--- Dataset records ---

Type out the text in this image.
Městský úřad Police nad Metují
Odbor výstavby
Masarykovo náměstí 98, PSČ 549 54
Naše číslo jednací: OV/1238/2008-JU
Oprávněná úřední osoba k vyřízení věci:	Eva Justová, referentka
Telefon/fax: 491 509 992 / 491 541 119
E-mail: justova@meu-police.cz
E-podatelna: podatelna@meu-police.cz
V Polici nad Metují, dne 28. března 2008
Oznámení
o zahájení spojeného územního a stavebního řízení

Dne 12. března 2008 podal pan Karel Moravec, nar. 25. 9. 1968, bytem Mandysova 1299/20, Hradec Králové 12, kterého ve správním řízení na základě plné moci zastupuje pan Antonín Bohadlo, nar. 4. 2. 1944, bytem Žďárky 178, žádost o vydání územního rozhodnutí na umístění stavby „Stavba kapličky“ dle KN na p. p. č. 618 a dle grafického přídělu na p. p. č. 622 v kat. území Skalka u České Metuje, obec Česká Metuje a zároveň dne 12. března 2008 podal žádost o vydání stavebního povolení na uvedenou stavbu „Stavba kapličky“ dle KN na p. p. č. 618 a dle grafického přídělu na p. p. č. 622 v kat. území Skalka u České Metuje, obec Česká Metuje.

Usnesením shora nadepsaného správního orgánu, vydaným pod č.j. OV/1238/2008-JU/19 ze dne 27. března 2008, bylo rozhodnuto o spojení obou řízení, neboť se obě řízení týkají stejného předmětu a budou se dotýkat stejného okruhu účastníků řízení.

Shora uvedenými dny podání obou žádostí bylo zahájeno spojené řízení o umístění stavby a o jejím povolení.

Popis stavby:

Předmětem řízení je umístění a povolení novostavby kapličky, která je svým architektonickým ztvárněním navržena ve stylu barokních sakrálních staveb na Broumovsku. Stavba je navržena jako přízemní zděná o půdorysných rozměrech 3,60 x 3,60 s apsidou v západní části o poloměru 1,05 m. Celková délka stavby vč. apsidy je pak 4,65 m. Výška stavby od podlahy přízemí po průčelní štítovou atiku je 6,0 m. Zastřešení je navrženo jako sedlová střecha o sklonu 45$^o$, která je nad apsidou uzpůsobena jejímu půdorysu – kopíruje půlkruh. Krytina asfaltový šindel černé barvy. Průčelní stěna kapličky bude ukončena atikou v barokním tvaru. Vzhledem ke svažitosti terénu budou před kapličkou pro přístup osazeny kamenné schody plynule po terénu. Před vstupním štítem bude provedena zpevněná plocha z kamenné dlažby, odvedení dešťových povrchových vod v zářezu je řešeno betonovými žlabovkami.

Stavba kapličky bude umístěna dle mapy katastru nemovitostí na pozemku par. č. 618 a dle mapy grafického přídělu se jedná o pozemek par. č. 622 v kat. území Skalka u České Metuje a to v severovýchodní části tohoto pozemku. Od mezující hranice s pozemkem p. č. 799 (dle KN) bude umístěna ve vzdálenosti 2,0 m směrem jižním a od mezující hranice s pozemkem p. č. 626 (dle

---

▶ **Task statement**: Search the preceding listing for the word "Metují" and pull out every line that holds it.

▶ **Response to this exercise**:
Městský úřad Police nad Metují
V Polici nad Metují, dne 28. března 2008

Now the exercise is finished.